→ **Objective**: What is the number of lines containing the string "результатов"? Answer with the number only.

========

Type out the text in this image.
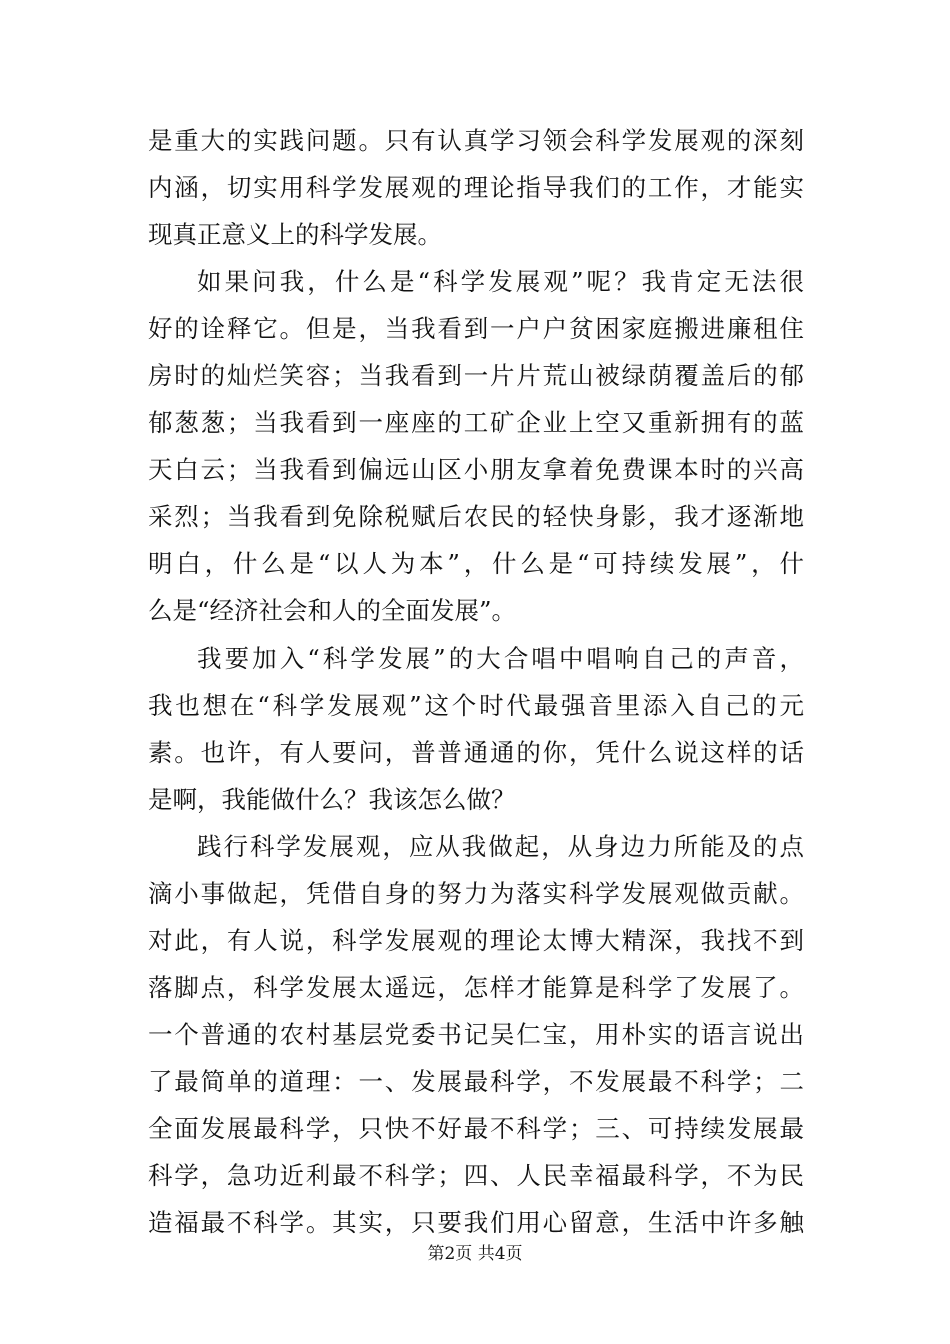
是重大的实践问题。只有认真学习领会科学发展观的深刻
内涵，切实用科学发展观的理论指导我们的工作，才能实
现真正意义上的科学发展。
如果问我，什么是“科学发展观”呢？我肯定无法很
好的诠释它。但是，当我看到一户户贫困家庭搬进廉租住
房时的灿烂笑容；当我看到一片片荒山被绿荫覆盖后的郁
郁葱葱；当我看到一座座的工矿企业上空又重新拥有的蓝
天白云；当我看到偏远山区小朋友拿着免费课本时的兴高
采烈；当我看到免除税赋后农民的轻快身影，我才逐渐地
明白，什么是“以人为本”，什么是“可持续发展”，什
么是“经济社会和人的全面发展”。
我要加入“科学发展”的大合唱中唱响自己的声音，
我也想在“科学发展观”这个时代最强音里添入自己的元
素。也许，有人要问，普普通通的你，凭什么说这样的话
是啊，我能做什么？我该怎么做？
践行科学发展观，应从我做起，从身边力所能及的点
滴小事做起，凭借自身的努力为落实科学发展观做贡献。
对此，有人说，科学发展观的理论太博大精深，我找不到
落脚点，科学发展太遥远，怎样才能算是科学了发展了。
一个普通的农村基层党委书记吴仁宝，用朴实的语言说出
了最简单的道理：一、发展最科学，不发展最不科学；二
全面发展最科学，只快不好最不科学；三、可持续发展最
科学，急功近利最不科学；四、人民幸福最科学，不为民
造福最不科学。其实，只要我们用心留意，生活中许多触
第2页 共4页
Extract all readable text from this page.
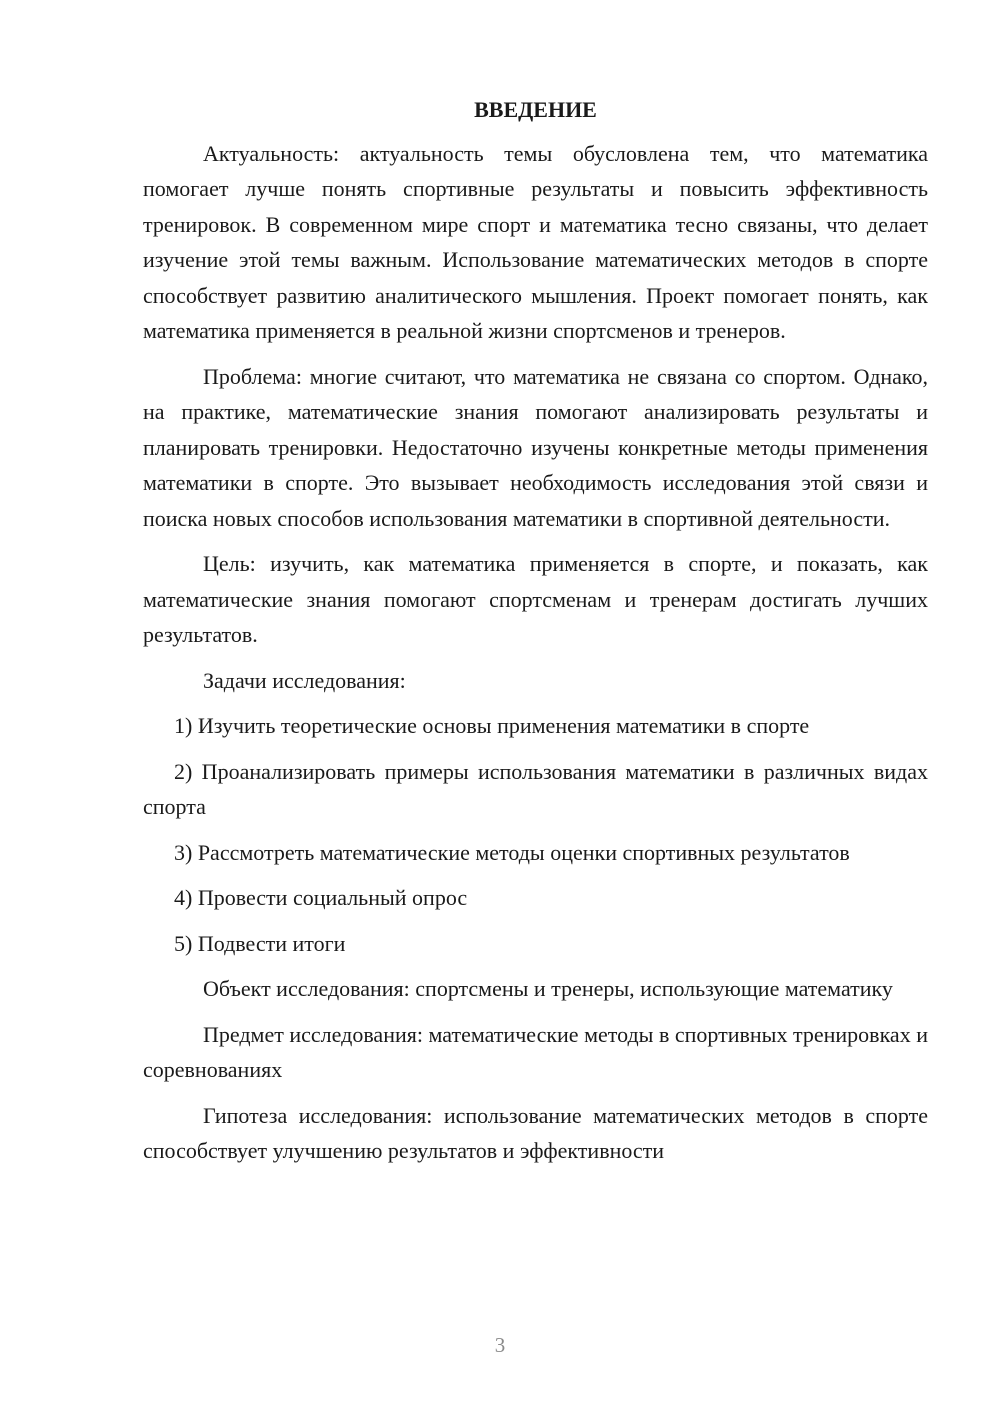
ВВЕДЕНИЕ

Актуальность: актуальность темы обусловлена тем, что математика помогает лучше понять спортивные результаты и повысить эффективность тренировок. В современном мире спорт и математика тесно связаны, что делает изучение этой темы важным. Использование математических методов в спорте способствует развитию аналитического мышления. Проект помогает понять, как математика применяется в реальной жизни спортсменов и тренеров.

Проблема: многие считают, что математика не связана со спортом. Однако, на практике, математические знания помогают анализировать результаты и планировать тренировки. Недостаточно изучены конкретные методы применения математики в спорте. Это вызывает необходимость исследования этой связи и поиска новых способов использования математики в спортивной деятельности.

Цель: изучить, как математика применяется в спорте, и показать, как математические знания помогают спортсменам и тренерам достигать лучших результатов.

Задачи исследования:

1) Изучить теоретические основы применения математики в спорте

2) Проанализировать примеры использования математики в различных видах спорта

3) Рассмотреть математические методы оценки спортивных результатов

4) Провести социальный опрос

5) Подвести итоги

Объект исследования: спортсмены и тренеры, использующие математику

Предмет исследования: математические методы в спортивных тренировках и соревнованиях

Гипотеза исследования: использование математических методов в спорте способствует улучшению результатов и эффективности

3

========

→ **Exercise response**: 3